# Do this
In the records below, pick out all lines containing the word "Current".

# Data entries
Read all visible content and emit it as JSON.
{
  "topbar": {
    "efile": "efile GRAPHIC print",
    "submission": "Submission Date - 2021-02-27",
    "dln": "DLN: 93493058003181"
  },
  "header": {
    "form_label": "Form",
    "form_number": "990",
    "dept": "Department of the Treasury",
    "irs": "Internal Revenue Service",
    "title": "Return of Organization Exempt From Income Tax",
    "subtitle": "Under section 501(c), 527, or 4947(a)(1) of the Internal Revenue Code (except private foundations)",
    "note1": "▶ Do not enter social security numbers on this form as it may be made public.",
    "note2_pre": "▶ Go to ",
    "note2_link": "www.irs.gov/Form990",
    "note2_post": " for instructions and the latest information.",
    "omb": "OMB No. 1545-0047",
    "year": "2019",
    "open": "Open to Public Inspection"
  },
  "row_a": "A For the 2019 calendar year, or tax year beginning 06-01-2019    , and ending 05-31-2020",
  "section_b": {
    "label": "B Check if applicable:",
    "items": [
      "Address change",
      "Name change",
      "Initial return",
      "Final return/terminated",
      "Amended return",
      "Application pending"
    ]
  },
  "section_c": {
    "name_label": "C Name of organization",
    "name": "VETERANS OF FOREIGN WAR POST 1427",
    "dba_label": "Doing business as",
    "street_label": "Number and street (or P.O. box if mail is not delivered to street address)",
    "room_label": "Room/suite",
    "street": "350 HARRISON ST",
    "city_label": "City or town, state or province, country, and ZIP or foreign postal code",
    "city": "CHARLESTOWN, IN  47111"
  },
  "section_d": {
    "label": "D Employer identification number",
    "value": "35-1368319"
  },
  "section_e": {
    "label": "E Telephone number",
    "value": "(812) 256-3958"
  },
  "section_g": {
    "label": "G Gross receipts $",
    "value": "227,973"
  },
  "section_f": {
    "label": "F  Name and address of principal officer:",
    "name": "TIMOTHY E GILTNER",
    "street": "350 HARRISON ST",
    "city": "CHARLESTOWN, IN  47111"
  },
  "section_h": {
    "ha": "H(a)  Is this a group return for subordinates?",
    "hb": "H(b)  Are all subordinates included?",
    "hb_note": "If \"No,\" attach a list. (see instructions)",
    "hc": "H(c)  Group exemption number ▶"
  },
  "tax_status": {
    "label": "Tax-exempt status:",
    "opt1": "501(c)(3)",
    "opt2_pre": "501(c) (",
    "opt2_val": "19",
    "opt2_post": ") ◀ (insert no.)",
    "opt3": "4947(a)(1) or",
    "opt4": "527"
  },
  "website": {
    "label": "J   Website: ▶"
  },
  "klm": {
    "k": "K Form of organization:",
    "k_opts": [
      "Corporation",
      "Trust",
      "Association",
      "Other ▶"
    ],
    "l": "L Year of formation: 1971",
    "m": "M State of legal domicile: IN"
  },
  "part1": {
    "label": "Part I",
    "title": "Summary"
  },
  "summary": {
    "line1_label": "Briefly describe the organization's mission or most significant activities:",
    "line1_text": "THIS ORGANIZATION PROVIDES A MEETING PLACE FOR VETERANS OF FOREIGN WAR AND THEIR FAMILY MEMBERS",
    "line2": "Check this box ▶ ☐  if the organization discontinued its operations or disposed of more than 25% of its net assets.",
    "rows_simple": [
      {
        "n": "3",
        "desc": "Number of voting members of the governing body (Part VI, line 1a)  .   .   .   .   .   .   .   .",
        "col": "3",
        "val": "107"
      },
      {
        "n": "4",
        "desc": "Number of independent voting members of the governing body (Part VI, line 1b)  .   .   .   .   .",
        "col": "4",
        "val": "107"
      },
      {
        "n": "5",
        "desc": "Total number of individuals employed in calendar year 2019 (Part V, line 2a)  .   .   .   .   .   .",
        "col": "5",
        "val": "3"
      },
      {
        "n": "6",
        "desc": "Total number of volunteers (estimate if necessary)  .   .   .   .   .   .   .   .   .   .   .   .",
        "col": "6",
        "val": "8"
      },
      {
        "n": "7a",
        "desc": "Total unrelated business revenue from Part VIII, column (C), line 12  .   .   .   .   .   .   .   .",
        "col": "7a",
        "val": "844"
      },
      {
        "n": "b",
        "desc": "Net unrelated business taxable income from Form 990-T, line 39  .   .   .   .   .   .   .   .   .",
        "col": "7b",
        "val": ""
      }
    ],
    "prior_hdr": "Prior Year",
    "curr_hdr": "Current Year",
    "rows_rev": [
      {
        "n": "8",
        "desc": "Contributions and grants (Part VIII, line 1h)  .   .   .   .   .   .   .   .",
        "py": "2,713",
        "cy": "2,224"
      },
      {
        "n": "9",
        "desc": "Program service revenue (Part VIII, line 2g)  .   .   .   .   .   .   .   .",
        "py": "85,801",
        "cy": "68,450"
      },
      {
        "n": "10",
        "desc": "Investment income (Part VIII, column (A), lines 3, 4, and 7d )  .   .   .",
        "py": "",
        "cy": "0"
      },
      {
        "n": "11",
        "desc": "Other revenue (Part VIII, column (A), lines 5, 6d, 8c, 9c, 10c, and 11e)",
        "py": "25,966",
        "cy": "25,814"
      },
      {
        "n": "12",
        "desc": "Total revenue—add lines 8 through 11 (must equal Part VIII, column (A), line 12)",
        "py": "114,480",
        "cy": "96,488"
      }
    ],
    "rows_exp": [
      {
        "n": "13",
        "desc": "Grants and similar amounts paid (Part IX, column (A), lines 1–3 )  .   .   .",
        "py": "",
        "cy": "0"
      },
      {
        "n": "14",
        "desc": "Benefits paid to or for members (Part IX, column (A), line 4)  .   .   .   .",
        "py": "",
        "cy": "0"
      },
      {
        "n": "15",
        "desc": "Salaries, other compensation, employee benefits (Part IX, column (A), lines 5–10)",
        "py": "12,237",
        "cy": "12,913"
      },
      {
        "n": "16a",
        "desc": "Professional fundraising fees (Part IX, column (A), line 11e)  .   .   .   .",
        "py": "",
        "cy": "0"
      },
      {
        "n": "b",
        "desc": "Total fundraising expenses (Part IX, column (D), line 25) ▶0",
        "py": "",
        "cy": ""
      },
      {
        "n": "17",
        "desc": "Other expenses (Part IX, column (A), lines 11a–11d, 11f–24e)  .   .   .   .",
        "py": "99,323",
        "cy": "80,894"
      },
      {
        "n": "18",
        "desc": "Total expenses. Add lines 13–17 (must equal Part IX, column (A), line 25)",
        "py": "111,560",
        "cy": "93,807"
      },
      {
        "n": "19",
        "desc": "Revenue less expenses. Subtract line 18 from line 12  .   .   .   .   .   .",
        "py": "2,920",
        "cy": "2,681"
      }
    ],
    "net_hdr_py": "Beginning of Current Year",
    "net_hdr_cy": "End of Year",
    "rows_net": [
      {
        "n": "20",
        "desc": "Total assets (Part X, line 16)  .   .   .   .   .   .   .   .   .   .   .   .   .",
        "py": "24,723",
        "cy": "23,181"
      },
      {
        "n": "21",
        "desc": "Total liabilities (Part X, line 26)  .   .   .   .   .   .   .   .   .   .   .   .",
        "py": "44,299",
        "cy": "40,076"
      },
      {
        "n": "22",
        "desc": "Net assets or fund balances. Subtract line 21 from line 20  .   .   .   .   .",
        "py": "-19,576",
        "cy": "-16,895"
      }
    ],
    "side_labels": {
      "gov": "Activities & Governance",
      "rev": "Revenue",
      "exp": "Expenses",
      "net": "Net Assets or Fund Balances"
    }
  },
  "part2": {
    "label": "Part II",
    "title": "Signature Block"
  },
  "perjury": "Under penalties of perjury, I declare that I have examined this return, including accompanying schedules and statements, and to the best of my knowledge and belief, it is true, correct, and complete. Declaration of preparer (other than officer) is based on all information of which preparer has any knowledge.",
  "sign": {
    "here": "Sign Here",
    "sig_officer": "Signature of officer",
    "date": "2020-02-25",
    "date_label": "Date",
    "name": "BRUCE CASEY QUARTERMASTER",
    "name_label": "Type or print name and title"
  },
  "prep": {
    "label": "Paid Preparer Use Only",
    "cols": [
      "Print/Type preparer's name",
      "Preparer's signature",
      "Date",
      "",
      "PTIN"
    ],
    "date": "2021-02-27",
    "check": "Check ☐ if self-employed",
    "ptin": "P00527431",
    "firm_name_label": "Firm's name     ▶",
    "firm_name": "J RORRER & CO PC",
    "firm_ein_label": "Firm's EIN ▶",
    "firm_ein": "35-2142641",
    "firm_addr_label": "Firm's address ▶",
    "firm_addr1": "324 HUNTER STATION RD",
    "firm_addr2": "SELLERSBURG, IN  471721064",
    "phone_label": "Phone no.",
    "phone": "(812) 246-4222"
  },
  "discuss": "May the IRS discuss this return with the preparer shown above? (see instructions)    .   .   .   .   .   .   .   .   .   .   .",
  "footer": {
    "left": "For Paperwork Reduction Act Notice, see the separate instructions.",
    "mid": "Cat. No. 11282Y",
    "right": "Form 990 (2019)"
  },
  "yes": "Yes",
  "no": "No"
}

# Task solution
    "curr_hdr": "Current Year",
    "net_hdr_py": "Beginning of Current Year",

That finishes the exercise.